Data for processing:
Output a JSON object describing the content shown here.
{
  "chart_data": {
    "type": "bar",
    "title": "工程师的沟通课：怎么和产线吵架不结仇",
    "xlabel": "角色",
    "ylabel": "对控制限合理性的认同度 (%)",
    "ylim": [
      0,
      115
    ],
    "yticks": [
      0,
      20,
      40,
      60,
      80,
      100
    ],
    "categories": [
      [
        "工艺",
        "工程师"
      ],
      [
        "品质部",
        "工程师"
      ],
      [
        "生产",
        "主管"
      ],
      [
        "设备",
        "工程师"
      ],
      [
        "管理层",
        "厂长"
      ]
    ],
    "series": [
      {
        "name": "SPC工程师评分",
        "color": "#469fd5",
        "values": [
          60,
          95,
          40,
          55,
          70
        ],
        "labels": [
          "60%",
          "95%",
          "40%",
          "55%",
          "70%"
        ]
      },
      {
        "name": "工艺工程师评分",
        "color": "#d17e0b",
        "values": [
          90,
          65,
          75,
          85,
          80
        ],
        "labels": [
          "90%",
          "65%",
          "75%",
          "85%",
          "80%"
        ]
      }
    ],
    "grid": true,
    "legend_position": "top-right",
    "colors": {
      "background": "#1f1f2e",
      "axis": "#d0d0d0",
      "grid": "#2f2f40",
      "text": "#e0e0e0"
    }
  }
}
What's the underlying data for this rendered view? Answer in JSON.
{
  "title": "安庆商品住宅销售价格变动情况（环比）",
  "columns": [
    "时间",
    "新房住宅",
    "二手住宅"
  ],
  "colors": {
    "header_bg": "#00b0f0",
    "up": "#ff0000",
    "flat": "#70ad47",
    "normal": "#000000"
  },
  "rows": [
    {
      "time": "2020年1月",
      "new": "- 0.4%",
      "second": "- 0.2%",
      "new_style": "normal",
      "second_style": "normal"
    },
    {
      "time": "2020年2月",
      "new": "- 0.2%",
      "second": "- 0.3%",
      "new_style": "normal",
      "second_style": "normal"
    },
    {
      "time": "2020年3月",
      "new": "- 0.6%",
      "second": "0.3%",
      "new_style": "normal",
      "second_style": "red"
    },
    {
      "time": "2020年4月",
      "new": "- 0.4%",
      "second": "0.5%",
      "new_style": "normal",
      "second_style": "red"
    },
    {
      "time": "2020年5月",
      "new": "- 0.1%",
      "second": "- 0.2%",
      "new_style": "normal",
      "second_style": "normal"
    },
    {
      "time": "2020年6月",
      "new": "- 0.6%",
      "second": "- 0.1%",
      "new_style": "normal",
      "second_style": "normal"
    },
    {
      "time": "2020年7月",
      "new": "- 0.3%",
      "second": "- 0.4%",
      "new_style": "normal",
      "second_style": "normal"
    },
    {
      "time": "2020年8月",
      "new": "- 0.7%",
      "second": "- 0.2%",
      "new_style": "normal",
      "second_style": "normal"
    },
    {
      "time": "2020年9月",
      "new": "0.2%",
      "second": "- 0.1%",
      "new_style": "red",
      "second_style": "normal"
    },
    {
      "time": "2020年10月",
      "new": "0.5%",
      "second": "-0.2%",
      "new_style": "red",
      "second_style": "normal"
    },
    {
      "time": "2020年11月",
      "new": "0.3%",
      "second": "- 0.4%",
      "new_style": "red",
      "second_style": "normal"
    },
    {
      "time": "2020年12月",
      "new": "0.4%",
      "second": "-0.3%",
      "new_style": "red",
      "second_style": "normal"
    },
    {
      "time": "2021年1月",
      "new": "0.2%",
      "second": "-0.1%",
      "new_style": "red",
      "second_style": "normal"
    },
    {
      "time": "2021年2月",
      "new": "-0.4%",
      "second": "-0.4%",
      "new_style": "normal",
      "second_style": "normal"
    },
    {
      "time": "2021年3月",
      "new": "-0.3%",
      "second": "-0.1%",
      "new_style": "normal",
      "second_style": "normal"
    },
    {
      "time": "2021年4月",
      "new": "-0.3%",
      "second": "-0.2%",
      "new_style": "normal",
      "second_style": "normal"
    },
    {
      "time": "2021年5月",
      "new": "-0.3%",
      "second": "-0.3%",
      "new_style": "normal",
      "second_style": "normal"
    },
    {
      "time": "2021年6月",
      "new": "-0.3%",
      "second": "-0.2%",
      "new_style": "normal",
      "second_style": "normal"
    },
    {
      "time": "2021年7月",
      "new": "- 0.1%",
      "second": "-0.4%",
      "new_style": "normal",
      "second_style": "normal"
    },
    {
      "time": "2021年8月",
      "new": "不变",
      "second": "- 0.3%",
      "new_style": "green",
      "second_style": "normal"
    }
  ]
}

What to produce:
Transcribe all the entries, keeping each one exactly as it is.

Answer to this problem:
Output a JSON object describing the content shown here.
{
  "chart_data": {
    "type": "bar",
    "title": "工程师的沟通课：怎么和产线吵架不结仇",
    "xlabel": "角色",
    "ylabel": "对控制限合理性的认同度 (%)",
    "ylim": [
      0,
      115
    ],
    "yticks": [
      0,
      20,
      40,
      60,
      80,
      100
    ],
    "categories": [
      [
        "工艺",
        "工程师"
      ],
      [
        "品质部",
        "工程师"
      ],
      [
        "生产",
        "主管"
      ],
      [
        "设备",
        "工程师"
      ],
      [
        "管理层",
        "厂长"
      ]
    ],
    "series": [
      {
        "name": "SPC工程师评分",
        "color": "#469fd5",
        "values": [
          60,
          95,
          40,
          55,
          70
        ],
        "labels": [
          "60%",
          "95%",
          "40%",
          "55%",
          "70%"
        ]
      },
      {
        "name": "工艺工程师评分",
        "color": "#d17e0b",
        "values": [
          90,
          65,
          75,
          85,
          80
        ],
        "labels": [
          "90%",
          "65%",
          "75%",
          "85%",
          "80%"
        ]
      }
    ],
    "grid": true,
    "legend_position": "top-right",
    "colors": {
      "background": "#1f1f2e",
      "axis": "#d0d0d0",
      "grid": "#2f2f40",
      "text": "#e0e0e0"
    }
  }
}
What's the underlying data for this rendered view? Answer in JSON.
{
  "title": "安庆商品住宅销售价格变动情况（环比）",
  "columns": [
    "时间",
    "新房住宅",
    "二手住宅"
  ],
  "colors": {
    "header_bg": "#00b0f0",
    "up": "#ff0000",
    "flat": "#70ad47",
    "normal": "#000000"
  },
  "rows": [
    {
      "time": "2020年1月",
      "new": "- 0.4%",
      "second": "- 0.2%",
      "new_style": "normal",
      "second_style": "normal"
    },
    {
      "time": "2020年2月",
      "new": "- 0.2%",
      "second": "- 0.3%",
      "new_style": "normal",
      "second_style": "normal"
    },
    {
      "time": "2020年3月",
      "new": "- 0.6%",
      "second": "0.3%",
      "new_style": "normal",
      "second_style": "red"
    },
    {
      "time": "2020年4月",
      "new": "- 0.4%",
      "second": "0.5%",
      "new_style": "normal",
      "second_style": "red"
    },
    {
      "time": "2020年5月",
      "new": "- 0.1%",
      "second": "- 0.2%",
      "new_style": "normal",
      "second_style": "normal"
    },
    {
      "time": "2020年6月",
      "new": "- 0.6%",
      "second": "- 0.1%",
      "new_style": "normal",
      "second_style": "normal"
    },
    {
      "time": "2020年7月",
      "new": "- 0.3%",
      "second": "- 0.4%",
      "new_style": "normal",
      "second_style": "normal"
    },
    {
      "time": "2020年8月",
      "new": "- 0.7%",
      "second": "- 0.2%",
      "new_style": "normal",
      "second_style": "normal"
    },
    {
      "time": "2020年9月",
      "new": "0.2%",
      "second": "- 0.1%",
      "new_style": "red",
      "second_style": "normal"
    },
    {
      "time": "2020年10月",
      "new": "0.5%",
      "second": "-0.2%",
      "new_style": "red",
      "second_style": "normal"
    },
    {
      "time": "2020年11月",
      "new": "0.3%",
      "second": "- 0.4%",
      "new_style": "red",
      "second_style": "normal"
    },
    {
      "time": "2020年12月",
      "new": "0.4%",
      "second": "-0.3%",
      "new_style": "red",
      "second_style": "normal"
    },
    {
      "time": "2021年1月",
      "new": "0.2%",
      "second": "-0.1%",
      "new_style": "red",
      "second_style": "normal"
    },
    {
      "time": "2021年2月",
      "new": "-0.4%",
      "second": "-0.4%",
      "new_style": "normal",
      "second_style": "normal"
    },
    {
      "time": "2021年3月",
      "new": "-0.3%",
      "second": "-0.1%",
      "new_style": "normal",
      "second_style": "normal"
    },
    {
      "time": "2021年4月",
      "new": "-0.3%",
      "second": "-0.2%",
      "new_style": "normal",
      "second_style": "normal"
    },
    {
      "time": "2021年5月",
      "new": "-0.3%",
      "second": "-0.3%",
      "new_style": "normal",
      "second_style": "normal"
    },
    {
      "time": "2021年6月",
      "new": "-0.3%",
      "second": "-0.2%",
      "new_style": "normal",
      "second_style": "normal"
    },
    {
      "time": "2021年7月",
      "new": "- 0.1%",
      "second": "-0.4%",
      "new_style": "normal",
      "second_style": "normal"
    },
    {
      "time": "2021年8月",
      "new": "不变",
      "second": "- 0.3%",
      "new_style": "green",
      "second_style": "normal"
    }
  ]
}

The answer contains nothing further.